Aim of the exercise >>
Write out the entries verbatim and leave the images out of the copy.

····················

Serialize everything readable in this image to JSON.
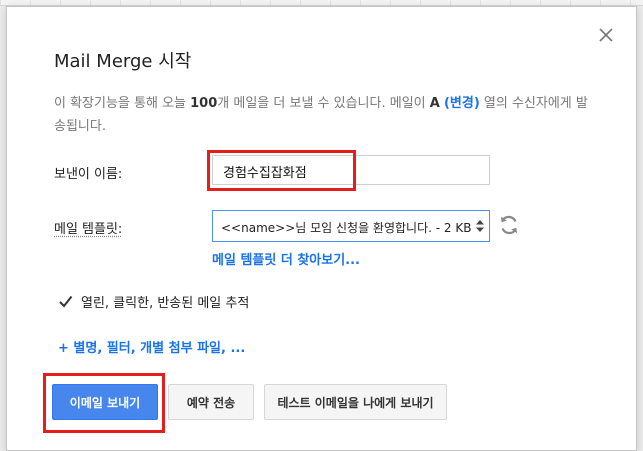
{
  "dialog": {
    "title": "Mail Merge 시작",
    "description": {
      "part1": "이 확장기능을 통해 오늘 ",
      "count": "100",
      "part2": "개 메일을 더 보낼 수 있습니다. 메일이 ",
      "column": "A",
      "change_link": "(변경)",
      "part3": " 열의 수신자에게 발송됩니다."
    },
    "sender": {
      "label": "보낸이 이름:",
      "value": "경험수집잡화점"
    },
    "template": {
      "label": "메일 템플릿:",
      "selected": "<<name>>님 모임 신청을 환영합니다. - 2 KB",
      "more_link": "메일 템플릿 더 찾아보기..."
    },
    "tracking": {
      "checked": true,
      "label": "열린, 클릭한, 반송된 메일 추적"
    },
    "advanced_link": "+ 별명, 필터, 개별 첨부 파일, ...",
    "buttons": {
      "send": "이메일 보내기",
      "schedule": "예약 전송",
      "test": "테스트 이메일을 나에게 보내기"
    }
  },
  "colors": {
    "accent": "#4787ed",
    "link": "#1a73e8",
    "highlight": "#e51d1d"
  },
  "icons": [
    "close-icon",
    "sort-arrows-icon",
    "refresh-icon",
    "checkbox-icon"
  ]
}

····················

Problem solution >>
Serialize everything readable in this image to JSON.
{
  "dialog": {
    "title": "Mail Merge 시작",
    "description": {
      "part1": "이 확장기능을 통해 오늘 ",
      "count": "100",
      "part2": "개 메일을 더 보낼 수 있습니다. 메일이 ",
      "column": "A",
      "change_link": "(변경)",
      "part3": " 열의 수신자에게 발송됩니다."
    },
    "sender": {
      "label": "보낸이 이름:",
      "value": "경험수집잡화점"
    },
    "template": {
      "label": "메일 템플릿:",
      "selected": "<<name>>님 모임 신청을 환영합니다. - 2 KB",
      "more_link": "메일 템플릿 더 찾아보기..."
    },
    "tracking": {
      "checked": true,
      "label": "열린, 클릭한, 반송된 메일 추적"
    },
    "advanced_link": "+ 별명, 필터, 개별 첨부 파일, ...",
    "buttons": {
      "send": "이메일 보내기",
      "schedule": "예약 전송",
      "test": "테스트 이메일을 나에게 보내기"
    }
  },
  "colors": {
    "accent": "#4787ed",
    "link": "#1a73e8",
    "highlight": "#e51d1d"
  },
  "icons": [
    "close-icon",
    "sort-arrows-icon",
    "refresh-icon",
    "checkbox-icon"
  ]
}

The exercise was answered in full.